=== WHAT TO WORK ON ===
Scan the data below for the string "this". Show every line where it turns up.

──────────────────────────────

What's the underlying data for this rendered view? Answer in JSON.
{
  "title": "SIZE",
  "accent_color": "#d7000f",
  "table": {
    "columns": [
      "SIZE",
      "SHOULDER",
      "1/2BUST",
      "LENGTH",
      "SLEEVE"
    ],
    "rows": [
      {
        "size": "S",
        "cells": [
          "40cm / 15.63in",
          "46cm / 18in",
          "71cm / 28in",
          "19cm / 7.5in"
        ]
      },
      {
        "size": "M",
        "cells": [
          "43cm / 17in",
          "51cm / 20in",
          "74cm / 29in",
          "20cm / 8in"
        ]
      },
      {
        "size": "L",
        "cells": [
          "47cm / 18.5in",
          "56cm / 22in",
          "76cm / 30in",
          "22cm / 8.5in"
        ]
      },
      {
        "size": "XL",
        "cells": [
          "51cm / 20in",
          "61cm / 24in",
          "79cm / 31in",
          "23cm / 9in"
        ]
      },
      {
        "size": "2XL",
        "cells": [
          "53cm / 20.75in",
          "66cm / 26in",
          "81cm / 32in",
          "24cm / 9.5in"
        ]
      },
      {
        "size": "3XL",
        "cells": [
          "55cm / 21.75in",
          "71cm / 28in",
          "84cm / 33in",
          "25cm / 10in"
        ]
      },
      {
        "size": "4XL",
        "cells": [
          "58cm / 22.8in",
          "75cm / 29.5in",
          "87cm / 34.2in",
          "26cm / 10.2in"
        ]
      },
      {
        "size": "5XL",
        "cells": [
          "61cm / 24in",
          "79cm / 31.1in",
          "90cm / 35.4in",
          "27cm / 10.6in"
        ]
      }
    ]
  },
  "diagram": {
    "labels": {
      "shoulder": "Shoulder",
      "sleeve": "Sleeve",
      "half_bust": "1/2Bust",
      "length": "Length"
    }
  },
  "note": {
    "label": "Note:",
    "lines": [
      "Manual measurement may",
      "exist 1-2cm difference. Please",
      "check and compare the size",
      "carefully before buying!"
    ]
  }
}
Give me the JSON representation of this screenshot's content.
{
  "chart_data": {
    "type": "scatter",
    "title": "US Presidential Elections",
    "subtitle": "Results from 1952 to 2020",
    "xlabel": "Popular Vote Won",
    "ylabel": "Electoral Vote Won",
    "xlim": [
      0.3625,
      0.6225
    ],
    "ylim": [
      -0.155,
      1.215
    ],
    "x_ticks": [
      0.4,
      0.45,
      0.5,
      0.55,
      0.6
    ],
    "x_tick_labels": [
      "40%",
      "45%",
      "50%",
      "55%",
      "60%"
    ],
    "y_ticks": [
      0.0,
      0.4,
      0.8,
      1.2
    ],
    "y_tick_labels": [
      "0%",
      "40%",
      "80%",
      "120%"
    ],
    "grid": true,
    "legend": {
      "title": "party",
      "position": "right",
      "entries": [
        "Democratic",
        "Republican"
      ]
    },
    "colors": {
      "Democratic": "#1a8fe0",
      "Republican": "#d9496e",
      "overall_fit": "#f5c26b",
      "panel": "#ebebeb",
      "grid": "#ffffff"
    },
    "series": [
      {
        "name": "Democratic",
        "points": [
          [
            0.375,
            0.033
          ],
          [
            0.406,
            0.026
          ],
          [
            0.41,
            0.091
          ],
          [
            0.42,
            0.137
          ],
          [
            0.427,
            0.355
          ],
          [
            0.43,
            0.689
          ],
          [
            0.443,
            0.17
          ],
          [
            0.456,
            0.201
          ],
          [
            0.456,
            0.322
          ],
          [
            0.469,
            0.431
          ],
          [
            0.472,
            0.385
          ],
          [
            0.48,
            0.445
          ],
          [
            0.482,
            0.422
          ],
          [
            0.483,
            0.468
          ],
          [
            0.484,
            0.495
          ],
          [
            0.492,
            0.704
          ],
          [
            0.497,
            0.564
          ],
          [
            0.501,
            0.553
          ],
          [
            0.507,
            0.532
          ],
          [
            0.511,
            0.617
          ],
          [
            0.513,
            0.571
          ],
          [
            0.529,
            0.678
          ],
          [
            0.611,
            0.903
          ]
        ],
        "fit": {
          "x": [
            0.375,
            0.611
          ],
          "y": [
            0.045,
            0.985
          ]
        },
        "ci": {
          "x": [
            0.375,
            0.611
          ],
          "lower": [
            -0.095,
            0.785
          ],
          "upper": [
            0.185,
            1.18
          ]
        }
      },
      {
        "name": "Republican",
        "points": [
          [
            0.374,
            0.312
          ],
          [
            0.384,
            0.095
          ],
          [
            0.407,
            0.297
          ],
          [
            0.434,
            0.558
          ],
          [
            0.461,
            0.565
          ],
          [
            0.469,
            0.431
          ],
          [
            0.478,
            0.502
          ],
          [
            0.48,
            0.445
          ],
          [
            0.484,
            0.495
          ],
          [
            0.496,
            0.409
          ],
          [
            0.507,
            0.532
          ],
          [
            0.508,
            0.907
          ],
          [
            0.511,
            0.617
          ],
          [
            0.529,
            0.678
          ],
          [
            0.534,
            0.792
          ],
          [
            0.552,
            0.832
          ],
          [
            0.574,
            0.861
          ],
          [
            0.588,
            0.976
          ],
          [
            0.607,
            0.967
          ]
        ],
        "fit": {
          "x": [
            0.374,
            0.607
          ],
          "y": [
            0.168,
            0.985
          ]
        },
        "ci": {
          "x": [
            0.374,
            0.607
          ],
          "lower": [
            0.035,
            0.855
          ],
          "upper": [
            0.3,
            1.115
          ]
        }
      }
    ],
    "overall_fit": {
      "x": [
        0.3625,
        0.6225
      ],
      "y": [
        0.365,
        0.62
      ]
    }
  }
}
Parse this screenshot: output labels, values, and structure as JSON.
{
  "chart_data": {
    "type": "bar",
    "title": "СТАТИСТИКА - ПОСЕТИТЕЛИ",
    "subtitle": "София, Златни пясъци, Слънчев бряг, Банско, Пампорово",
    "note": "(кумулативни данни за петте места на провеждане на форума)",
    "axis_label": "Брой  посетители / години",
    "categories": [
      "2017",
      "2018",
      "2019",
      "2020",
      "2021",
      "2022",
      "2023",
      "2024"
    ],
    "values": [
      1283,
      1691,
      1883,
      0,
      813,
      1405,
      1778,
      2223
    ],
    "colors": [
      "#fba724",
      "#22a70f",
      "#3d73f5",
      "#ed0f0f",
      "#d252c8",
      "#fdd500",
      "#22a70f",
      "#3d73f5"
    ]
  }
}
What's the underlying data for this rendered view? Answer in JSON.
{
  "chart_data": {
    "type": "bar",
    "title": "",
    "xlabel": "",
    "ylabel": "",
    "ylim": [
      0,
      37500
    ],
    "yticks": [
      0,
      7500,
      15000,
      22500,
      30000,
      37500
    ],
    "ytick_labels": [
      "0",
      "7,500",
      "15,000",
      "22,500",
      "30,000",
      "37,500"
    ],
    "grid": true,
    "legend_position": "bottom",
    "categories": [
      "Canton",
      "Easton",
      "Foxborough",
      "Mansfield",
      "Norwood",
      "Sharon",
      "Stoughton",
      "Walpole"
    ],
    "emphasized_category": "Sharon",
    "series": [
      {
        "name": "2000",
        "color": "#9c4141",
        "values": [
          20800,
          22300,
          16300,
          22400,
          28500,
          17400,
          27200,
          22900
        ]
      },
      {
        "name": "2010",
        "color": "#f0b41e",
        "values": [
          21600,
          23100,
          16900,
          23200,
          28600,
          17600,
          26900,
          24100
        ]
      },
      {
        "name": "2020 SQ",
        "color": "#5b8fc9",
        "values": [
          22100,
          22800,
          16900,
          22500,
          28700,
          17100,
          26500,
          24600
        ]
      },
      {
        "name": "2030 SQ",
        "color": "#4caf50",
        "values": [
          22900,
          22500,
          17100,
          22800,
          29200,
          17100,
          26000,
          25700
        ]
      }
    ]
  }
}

──────────────────────────────

=== EXERCISE OUTPUT ===
What's the underlying data for this rendered view? Answer in JSON.
Give me the JSON representation of this screenshot's content.
Parse this screenshot: output labels, values, and structure as JSON.
What's the underlying data for this rendered view? Answer in JSON.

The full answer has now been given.